Goal
Print all entries word for word.

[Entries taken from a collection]
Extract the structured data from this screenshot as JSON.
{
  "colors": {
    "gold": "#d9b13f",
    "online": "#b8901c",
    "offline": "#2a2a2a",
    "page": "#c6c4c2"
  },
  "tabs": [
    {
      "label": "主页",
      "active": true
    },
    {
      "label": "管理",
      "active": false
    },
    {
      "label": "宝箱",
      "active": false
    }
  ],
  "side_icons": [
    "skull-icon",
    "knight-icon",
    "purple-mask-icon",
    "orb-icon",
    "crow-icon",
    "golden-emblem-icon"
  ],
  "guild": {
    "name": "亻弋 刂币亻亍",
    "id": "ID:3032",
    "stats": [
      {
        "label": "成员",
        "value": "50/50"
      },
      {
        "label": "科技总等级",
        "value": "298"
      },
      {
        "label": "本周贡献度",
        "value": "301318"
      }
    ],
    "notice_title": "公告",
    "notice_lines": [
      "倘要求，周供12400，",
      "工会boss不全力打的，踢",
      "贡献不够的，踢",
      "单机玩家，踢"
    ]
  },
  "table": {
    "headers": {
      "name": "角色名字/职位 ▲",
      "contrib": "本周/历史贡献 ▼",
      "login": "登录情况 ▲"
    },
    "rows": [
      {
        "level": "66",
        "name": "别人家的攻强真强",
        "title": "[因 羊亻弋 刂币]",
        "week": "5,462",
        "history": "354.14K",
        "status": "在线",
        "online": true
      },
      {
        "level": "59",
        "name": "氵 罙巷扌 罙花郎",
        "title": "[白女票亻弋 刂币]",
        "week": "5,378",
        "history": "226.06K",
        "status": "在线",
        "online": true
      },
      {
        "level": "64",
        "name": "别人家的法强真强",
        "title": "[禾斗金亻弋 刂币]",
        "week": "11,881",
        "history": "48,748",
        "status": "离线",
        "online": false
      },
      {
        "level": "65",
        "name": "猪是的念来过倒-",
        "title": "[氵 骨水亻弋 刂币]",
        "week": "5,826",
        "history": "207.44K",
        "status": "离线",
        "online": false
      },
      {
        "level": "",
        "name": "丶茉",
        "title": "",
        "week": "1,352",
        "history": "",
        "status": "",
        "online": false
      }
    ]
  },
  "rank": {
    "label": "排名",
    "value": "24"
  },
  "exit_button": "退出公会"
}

Final result
Extract the structured data from this screenshot as JSON.
{
  "colors": {
    "gold": "#d9b13f",
    "online": "#b8901c",
    "offline": "#2a2a2a",
    "page": "#c6c4c2"
  },
  "tabs": [
    {
      "label": "主页",
      "active": true
    },
    {
      "label": "管理",
      "active": false
    },
    {
      "label": "宝箱",
      "active": false
    }
  ],
  "side_icons": [
    "skull-icon",
    "knight-icon",
    "purple-mask-icon",
    "orb-icon",
    "crow-icon",
    "golden-emblem-icon"
  ],
  "guild": {
    "name": "亻弋 刂币亻亍",
    "id": "ID:3032",
    "stats": [
      {
        "label": "成员",
        "value": "50/50"
      },
      {
        "label": "科技总等级",
        "value": "298"
      },
      {
        "label": "本周贡献度",
        "value": "301318"
      }
    ],
    "notice_title": "公告",
    "notice_lines": [
      "倘要求，周供12400，",
      "工会boss不全力打的，踢",
      "贡献不够的，踢",
      "单机玩家，踢"
    ]
  },
  "table": {
    "headers": {
      "name": "角色名字/职位 ▲",
      "contrib": "本周/历史贡献 ▼",
      "login": "登录情况 ▲"
    },
    "rows": [
      {
        "level": "66",
        "name": "别人家的攻强真强",
        "title": "[因 羊亻弋 刂币]",
        "week": "5,462",
        "history": "354.14K",
        "status": "在线",
        "online": true
      },
      {
        "level": "59",
        "name": "氵 罙巷扌 罙花郎",
        "title": "[白女票亻弋 刂币]",
        "week": "5,378",
        "history": "226.06K",
        "status": "在线",
        "online": true
      },
      {
        "level": "64",
        "name": "别人家的法强真强",
        "title": "[禾斗金亻弋 刂币]",
        "week": "11,881",
        "history": "48,748",
        "status": "离线",
        "online": false
      },
      {
        "level": "65",
        "name": "猪是的念来过倒-",
        "title": "[氵 骨水亻弋 刂币]",
        "week": "5,826",
        "history": "207.44K",
        "status": "离线",
        "online": false
      },
      {
        "level": "",
        "name": "丶茉",
        "title": "",
        "week": "1,352",
        "history": "",
        "status": "",
        "online": false
      }
    ]
  },
  "rank": {
    "label": "排名",
    "value": "24"
  },
  "exit_button": "退出公会"
}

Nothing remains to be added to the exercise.